* THE REQUEST
Repeat each record below exactly as given.

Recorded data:
════════════════

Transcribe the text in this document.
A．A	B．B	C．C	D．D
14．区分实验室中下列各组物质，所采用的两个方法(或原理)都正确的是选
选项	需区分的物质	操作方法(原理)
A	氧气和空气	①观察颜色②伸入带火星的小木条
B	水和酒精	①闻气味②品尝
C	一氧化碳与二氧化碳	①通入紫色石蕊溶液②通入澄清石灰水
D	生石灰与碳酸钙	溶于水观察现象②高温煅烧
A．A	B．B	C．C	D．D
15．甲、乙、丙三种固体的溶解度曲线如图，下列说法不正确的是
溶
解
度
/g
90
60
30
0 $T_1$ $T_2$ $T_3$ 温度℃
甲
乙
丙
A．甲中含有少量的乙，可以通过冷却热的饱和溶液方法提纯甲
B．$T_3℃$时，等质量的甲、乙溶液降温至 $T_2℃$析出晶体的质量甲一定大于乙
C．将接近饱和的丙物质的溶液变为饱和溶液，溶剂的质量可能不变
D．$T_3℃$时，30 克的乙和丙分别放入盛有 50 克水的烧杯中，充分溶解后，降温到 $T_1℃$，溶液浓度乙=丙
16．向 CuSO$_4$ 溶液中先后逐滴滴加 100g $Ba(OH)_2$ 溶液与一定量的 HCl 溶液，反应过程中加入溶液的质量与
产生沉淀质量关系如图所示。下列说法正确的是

════════════════

* TASK ANSWER
Transcribe the text in this document.
A．A	B．B	C．C	D．D
14．区分实验室中下列各组物质，所采用的两个方法(或原理)都正确的是选
选项	需区分的物质	操作方法(原理)
A	氧气和空气	①观察颜色②伸入带火星的小木条
B	水和酒精	①闻气味②品尝
C	一氧化碳与二氧化碳	①通入紫色石蕊溶液②通入澄清石灰水
D	生石灰与碳酸钙	溶于水观察现象②高温煅烧
A．A	B．B	C．C	D．D
15．甲、乙、丙三种固体的溶解度曲线如图，下列说法不正确的是
溶
解
度
/g
90
60
30
0 $T_1$ $T_2$ $T_3$ 温度℃
甲
乙
丙
A．甲中含有少量的乙，可以通过冷却热的饱和溶液方法提纯甲
B．$T_3℃$时，等质量的甲、乙溶液降温至 $T_2℃$析出晶体的质量甲一定大于乙
C．将接近饱和的丙物质的溶液变为饱和溶液，溶剂的质量可能不变
D．$T_3℃$时，30 克的乙和丙分别放入盛有 50 克水的烧杯中，充分溶解后，降温到 $T_1℃$，溶液浓度乙=丙
16．向 CuSO$_4$ 溶液中先后逐滴滴加 100g $Ba(OH)_2$ 溶液与一定量的 HCl 溶液，反应过程中加入溶液的质量与
产生沉淀质量关系如图所示。下列说法正确的是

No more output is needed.